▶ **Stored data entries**
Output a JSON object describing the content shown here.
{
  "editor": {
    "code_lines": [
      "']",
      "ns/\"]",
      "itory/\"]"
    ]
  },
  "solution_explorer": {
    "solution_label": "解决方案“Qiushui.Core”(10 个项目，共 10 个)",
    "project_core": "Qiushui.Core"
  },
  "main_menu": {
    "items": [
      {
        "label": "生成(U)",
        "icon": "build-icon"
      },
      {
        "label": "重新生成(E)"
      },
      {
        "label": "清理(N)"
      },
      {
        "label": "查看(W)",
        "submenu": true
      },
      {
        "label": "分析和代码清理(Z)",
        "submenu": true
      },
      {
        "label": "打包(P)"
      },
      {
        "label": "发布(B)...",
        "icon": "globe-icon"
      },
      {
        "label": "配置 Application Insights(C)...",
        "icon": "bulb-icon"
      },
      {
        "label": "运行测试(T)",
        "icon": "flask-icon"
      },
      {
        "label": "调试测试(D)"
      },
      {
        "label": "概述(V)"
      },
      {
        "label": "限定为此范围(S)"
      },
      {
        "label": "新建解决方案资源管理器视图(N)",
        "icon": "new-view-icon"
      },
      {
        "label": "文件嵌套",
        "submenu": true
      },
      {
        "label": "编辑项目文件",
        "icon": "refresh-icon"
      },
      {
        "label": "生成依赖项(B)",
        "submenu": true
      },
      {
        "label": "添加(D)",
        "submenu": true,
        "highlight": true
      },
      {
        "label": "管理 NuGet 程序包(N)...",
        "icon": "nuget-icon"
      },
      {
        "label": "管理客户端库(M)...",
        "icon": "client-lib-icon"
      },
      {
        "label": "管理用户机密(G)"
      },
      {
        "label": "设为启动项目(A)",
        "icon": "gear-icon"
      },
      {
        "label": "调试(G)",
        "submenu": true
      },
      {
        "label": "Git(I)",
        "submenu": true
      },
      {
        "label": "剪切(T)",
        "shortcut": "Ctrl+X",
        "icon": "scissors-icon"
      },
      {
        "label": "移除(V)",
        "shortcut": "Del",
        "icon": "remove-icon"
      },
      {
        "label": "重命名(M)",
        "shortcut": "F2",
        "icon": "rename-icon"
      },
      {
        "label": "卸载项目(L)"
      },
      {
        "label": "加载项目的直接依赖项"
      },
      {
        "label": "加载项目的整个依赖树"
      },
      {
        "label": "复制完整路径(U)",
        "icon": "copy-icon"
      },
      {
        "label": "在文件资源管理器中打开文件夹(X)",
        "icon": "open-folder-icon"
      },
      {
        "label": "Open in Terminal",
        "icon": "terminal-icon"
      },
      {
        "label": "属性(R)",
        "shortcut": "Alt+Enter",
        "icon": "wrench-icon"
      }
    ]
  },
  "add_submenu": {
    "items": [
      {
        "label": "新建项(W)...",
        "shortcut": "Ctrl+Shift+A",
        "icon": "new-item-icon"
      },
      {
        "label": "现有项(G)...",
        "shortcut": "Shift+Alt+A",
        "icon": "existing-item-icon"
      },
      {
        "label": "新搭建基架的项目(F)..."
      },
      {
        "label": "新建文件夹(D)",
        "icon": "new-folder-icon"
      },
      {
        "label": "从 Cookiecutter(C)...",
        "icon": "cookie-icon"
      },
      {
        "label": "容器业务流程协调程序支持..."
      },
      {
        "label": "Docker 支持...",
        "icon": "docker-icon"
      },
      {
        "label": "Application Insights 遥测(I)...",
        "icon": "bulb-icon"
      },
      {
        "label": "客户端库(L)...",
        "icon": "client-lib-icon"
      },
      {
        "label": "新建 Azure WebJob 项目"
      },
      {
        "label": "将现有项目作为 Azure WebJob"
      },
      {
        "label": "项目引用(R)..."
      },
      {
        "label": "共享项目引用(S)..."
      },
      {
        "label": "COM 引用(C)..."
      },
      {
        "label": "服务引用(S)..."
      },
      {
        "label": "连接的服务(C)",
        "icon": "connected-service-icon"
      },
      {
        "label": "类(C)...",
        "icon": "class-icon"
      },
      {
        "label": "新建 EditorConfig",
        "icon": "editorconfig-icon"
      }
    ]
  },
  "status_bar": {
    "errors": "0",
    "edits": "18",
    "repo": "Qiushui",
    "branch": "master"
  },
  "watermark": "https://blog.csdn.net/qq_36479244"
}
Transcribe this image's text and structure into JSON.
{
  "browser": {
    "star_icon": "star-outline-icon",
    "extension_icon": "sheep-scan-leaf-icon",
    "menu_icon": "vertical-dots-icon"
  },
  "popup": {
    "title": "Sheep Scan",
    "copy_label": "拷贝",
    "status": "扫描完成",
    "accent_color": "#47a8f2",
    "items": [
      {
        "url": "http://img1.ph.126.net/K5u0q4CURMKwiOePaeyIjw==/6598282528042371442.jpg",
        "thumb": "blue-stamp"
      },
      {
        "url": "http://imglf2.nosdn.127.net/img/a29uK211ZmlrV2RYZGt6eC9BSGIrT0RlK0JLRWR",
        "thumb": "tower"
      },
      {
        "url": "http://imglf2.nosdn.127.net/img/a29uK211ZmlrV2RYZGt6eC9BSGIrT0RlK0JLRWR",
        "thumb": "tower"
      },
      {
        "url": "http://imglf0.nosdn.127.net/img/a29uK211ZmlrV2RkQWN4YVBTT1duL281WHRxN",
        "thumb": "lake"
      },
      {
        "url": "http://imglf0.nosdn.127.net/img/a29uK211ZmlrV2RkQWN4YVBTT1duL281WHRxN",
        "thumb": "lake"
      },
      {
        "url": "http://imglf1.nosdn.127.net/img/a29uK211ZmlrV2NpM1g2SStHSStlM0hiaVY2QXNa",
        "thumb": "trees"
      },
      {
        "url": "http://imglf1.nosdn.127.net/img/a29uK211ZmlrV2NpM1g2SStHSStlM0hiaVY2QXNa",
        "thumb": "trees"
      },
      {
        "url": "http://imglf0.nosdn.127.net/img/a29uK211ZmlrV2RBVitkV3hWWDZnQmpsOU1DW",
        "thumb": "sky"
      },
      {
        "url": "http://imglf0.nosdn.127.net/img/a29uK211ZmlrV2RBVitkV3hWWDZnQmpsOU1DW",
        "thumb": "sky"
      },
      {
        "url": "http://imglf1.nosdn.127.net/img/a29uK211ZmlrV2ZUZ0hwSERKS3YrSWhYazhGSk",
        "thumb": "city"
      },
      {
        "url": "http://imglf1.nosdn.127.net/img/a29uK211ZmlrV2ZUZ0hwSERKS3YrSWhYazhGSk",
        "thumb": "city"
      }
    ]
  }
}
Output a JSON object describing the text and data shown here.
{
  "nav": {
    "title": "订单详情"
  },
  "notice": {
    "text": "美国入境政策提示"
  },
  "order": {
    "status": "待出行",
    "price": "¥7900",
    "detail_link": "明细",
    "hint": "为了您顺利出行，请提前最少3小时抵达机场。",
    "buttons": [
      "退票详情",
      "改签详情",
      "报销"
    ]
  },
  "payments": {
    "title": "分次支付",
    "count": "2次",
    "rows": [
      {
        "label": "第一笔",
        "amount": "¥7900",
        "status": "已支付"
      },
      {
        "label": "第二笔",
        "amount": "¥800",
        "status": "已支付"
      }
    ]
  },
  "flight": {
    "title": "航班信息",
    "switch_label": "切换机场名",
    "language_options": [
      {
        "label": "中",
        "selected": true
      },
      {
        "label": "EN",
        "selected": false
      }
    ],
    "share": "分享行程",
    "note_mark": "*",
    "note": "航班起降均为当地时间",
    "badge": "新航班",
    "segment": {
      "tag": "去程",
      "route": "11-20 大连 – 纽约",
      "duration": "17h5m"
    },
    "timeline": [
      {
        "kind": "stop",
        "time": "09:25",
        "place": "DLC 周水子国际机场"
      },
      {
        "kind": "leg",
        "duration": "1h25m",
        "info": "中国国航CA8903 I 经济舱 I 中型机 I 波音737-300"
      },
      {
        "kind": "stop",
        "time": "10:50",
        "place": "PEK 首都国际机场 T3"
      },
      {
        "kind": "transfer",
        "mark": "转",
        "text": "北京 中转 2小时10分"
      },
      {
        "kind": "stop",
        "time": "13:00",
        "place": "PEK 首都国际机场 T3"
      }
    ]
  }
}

▶ **What you are asked to do**
Look for the word "describing" and return every line where it occurs.

▶ **Written answer**
Output a JSON object describing the content shown here.
Output a JSON object describing the text and data shown here.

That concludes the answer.